### [WRITTEN TASK]
Omit any picture, and return the remaining data exactly as written.

(Figure dataset records)
========

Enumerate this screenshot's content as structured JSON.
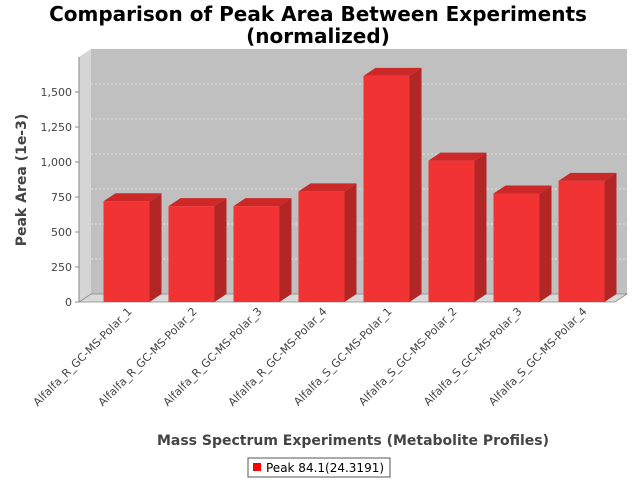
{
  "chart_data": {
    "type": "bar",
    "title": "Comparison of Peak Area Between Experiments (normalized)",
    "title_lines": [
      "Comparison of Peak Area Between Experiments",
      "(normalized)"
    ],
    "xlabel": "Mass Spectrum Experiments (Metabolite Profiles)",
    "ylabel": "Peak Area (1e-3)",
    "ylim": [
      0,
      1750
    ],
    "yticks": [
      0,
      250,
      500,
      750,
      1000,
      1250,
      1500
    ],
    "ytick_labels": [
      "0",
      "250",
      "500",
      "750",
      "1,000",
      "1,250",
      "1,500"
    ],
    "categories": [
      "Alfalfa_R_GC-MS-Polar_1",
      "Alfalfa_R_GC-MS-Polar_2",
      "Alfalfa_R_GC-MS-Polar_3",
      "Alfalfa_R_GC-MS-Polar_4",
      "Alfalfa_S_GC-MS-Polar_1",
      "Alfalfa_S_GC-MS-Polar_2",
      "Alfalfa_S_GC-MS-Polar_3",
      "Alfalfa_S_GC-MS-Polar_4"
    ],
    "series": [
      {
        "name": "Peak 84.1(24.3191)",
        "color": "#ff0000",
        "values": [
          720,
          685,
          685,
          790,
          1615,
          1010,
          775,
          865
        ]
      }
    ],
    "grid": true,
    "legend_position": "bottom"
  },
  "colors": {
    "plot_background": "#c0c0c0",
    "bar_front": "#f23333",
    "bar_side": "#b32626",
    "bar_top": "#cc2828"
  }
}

========

### [RESPONSE TO THIS TASK]
Enumerate this screenshot's content as structured JSON.
{
  "chart_data": {
    "type": "bar",
    "title": "Comparison of Peak Area Between Experiments (normalized)",
    "title_lines": [
      "Comparison of Peak Area Between Experiments",
      "(normalized)"
    ],
    "xlabel": "Mass Spectrum Experiments (Metabolite Profiles)",
    "ylabel": "Peak Area (1e-3)",
    "ylim": [
      0,
      1750
    ],
    "yticks": [
      0,
      250,
      500,
      750,
      1000,
      1250,
      1500
    ],
    "ytick_labels": [
      "0",
      "250",
      "500",
      "750",
      "1,000",
      "1,250",
      "1,500"
    ],
    "categories": [
      "Alfalfa_R_GC-MS-Polar_1",
      "Alfalfa_R_GC-MS-Polar_2",
      "Alfalfa_R_GC-MS-Polar_3",
      "Alfalfa_R_GC-MS-Polar_4",
      "Alfalfa_S_GC-MS-Polar_1",
      "Alfalfa_S_GC-MS-Polar_2",
      "Alfalfa_S_GC-MS-Polar_3",
      "Alfalfa_S_GC-MS-Polar_4"
    ],
    "series": [
      {
        "name": "Peak 84.1(24.3191)",
        "color": "#ff0000",
        "values": [
          720,
          685,
          685,
          790,
          1615,
          1010,
          775,
          865
        ]
      }
    ],
    "grid": true,
    "legend_position": "bottom"
  },
  "colors": {
    "plot_background": "#c0c0c0",
    "bar_front": "#f23333",
    "bar_side": "#b32626",
    "bar_top": "#cc2828"
  }
}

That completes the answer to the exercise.